* REQUEST *
In the listing below, find every line containing "amip" and copy it out.
begin
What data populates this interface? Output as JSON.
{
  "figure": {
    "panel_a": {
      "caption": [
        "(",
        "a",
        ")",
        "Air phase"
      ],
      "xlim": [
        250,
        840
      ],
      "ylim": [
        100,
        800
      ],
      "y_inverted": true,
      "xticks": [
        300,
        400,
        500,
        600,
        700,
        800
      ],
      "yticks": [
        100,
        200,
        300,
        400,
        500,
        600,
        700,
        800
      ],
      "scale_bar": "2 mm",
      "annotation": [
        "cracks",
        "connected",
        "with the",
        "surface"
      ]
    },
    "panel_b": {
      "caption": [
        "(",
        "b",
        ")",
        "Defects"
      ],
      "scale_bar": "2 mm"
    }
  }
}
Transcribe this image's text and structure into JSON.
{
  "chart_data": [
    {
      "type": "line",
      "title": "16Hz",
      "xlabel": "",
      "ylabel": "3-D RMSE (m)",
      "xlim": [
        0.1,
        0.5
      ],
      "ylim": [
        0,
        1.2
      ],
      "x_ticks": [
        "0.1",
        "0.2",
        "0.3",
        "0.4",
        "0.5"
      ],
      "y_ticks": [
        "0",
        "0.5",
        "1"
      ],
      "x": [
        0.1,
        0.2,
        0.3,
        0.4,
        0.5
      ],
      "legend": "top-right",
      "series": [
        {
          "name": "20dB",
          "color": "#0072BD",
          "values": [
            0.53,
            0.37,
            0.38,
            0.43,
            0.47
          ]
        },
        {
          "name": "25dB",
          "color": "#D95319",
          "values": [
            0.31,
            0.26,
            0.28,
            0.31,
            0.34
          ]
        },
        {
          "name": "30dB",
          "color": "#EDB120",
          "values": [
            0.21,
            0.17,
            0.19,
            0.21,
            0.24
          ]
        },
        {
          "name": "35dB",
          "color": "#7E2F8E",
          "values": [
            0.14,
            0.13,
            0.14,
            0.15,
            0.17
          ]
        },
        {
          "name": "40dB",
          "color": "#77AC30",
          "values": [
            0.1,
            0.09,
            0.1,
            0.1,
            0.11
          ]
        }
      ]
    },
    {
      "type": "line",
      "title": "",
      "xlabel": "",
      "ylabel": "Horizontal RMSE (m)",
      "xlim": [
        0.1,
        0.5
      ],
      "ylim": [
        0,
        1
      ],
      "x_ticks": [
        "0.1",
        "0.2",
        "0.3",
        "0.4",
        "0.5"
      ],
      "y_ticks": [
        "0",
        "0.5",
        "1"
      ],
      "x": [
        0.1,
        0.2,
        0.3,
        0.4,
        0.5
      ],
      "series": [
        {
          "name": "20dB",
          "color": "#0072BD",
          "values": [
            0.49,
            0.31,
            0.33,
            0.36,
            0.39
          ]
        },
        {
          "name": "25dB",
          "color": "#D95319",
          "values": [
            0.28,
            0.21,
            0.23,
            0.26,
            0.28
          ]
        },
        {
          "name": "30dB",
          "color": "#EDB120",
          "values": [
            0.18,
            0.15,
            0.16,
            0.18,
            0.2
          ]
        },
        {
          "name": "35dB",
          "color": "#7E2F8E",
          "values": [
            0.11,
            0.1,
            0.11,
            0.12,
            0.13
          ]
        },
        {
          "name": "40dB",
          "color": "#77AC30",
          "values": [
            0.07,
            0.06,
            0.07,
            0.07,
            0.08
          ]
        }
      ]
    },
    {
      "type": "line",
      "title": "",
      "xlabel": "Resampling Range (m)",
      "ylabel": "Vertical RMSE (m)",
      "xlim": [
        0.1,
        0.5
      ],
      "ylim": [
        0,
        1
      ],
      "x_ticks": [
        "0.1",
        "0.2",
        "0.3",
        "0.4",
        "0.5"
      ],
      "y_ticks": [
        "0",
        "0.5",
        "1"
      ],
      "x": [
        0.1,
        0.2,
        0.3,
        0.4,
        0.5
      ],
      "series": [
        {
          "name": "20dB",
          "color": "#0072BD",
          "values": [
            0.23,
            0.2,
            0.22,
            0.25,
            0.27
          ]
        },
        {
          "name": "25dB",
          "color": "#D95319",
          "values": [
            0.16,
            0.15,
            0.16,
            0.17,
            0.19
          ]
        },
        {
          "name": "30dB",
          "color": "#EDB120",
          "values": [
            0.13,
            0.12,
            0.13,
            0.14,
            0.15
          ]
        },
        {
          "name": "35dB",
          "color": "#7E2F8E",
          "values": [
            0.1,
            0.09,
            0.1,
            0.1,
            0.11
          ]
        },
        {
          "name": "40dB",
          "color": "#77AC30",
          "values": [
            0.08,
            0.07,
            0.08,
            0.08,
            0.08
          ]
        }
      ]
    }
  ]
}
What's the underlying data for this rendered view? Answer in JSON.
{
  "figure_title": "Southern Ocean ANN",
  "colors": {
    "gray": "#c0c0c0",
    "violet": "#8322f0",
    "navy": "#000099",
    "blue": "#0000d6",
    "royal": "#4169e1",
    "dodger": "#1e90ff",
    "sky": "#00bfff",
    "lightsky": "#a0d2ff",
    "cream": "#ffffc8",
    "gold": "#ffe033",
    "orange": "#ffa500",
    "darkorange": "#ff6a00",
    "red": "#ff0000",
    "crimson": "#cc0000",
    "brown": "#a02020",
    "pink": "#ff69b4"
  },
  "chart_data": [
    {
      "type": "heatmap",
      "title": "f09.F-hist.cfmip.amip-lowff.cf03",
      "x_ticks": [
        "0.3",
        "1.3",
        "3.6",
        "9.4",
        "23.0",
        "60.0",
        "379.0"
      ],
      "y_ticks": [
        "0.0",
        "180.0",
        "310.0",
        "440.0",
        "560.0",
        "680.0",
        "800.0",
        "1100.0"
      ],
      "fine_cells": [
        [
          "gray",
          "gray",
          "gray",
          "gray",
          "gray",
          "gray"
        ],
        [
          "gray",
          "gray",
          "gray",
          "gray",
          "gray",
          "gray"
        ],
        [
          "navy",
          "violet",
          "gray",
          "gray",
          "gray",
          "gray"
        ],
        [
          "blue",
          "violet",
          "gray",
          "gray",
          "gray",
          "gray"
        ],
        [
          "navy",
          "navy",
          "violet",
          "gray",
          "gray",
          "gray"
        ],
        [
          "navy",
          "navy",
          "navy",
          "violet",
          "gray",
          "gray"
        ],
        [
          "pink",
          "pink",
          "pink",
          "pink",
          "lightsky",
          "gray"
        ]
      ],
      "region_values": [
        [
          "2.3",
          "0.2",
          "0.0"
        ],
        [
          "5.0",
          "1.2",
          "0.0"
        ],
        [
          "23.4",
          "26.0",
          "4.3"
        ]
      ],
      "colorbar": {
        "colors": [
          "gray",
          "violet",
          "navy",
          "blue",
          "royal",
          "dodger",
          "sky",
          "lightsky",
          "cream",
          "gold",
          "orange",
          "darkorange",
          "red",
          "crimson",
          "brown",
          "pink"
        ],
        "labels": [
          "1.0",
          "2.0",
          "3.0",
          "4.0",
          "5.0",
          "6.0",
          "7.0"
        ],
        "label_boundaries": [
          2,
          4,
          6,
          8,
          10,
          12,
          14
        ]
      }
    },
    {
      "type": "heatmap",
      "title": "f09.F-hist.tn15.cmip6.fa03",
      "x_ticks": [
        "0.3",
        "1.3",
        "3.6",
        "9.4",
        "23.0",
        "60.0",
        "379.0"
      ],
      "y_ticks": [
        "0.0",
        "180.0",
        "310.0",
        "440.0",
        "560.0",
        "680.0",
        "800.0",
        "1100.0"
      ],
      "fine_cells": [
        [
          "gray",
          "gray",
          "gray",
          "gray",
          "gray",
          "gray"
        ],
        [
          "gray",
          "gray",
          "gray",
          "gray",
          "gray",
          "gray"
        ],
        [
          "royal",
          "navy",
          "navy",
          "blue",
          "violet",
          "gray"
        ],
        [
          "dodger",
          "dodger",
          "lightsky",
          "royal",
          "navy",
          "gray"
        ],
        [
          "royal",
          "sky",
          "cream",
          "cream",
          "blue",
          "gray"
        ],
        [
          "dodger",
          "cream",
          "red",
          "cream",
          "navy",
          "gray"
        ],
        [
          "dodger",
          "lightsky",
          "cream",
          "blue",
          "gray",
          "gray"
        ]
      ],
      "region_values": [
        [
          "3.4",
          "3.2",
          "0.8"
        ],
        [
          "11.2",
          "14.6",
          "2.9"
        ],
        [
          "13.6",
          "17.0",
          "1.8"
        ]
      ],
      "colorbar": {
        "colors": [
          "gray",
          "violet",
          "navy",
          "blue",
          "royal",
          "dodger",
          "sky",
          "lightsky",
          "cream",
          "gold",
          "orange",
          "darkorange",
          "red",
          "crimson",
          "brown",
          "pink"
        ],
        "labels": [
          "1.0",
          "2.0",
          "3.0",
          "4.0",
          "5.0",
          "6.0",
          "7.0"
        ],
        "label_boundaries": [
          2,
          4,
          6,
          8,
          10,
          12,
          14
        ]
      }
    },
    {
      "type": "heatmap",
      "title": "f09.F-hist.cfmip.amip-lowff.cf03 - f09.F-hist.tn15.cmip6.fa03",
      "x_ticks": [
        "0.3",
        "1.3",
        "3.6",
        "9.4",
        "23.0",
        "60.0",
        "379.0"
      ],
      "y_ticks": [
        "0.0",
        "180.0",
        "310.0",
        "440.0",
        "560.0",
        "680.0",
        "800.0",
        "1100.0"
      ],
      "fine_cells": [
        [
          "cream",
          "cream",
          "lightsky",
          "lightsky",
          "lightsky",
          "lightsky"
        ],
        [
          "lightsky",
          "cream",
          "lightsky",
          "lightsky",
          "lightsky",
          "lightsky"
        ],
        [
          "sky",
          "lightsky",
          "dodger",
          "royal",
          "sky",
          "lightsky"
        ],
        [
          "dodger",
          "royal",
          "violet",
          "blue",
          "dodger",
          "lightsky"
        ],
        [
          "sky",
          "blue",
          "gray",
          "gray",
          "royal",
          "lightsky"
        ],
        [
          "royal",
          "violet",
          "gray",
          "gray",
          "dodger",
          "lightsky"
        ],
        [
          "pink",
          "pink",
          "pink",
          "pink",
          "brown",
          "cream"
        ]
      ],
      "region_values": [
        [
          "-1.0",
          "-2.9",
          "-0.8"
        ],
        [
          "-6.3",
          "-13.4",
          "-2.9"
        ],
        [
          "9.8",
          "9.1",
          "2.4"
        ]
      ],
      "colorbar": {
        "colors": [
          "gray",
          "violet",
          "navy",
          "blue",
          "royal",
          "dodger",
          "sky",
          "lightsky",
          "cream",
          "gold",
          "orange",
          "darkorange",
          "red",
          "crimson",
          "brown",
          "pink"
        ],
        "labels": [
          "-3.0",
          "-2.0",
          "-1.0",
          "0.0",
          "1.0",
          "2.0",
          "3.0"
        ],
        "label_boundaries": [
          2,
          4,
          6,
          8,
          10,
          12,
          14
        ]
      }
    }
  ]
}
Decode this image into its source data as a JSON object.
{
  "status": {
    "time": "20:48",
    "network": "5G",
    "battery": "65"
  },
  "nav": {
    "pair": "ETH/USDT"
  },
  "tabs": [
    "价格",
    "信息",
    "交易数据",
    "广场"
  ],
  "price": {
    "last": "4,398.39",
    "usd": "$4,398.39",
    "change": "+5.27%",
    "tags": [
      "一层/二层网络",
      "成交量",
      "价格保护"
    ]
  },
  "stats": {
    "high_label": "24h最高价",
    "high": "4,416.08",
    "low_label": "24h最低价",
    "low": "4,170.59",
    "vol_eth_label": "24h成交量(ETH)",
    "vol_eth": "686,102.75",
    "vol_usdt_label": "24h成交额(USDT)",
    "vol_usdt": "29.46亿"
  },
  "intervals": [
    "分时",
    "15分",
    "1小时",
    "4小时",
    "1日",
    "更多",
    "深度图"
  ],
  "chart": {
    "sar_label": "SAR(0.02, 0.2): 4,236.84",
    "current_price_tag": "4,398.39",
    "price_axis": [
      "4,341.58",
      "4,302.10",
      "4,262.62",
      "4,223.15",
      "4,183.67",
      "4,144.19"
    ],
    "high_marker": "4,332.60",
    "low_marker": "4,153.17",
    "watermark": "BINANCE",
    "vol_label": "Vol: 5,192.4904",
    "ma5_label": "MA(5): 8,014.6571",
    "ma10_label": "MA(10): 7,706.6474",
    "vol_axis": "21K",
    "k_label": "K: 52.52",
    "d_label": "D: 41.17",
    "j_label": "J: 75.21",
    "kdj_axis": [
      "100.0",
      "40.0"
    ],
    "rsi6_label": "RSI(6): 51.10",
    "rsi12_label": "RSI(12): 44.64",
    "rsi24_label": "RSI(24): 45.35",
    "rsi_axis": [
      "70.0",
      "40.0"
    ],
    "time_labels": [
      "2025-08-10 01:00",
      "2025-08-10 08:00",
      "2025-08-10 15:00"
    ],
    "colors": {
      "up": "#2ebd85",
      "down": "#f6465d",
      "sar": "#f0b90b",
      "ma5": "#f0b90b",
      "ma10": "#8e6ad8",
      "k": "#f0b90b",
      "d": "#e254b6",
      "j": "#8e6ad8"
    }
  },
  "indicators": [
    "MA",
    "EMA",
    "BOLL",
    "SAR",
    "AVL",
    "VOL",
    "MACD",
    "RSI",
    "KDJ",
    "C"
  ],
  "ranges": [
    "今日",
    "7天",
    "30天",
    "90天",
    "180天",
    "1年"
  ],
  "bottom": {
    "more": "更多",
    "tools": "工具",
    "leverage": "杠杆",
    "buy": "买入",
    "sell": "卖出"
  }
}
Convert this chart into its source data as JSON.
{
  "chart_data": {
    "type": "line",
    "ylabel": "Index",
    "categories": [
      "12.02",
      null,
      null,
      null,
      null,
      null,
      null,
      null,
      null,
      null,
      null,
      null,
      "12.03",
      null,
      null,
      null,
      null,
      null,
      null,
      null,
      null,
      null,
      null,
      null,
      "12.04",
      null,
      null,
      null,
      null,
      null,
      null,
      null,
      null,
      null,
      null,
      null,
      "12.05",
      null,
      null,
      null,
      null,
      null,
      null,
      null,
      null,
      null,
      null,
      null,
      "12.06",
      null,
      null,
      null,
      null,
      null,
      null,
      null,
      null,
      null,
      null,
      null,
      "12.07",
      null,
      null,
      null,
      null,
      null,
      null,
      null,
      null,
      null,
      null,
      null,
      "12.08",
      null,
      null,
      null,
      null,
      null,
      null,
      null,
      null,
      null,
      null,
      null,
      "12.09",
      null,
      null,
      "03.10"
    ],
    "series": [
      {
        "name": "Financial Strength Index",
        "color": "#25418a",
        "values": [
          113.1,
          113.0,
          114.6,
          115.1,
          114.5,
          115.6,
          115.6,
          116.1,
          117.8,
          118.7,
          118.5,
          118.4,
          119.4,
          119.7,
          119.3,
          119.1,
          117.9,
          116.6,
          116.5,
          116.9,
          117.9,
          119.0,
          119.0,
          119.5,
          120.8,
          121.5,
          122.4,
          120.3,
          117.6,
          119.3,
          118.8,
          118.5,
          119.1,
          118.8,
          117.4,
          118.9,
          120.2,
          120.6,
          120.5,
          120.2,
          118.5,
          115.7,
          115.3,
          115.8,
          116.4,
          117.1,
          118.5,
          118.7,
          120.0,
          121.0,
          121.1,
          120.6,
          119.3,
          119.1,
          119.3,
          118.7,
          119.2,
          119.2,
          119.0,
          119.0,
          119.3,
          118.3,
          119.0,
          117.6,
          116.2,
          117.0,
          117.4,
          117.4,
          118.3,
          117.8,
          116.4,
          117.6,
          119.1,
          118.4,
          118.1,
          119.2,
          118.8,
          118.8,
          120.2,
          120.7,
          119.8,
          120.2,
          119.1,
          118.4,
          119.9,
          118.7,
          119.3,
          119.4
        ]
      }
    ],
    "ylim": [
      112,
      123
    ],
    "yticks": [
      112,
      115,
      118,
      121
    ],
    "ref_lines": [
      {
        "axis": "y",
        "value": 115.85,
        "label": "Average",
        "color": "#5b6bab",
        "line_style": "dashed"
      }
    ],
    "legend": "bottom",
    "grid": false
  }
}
end
* RESULT BELOW *
      "title": "f09.F-hist.cfmip.amip-lowff.cf03",
      "title": "f09.F-hist.cfmip.amip-lowff.cf03 - f09.F-hist.tn15.cmip6.fa03",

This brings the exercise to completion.